- [Problem details] Scan the data for "equal" and copy the lines it appears in.

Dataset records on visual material
=-=-=
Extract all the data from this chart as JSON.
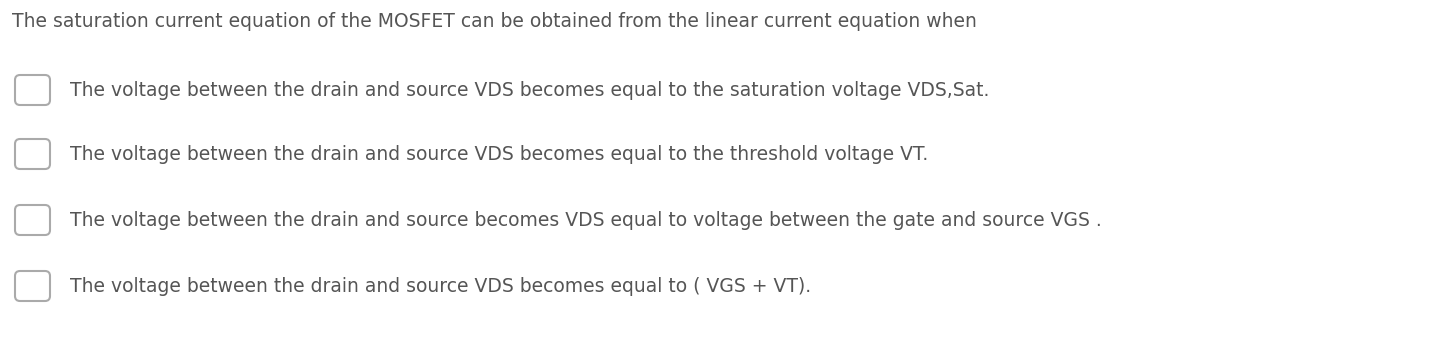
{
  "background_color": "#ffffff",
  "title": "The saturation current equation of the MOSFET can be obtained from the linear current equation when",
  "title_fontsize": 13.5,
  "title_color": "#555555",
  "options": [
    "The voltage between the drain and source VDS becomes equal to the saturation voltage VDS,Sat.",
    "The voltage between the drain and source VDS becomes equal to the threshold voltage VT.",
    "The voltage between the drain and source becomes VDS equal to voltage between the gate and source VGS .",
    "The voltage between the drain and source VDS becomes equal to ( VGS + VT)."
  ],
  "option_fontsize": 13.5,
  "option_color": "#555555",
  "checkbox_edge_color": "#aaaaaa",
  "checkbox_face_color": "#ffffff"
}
=-=-=
- [Right answer]
    "The voltage between the drain and source VDS becomes equal to the saturation voltage VDS,Sat.",
    "The voltage between the drain and source VDS becomes equal to the threshold voltage VT.",
    "The voltage between the drain and source becomes VDS equal to voltage between the gate and source VGS .",
    "The voltage between the drain and source VDS becomes equal to ( VGS + VT)."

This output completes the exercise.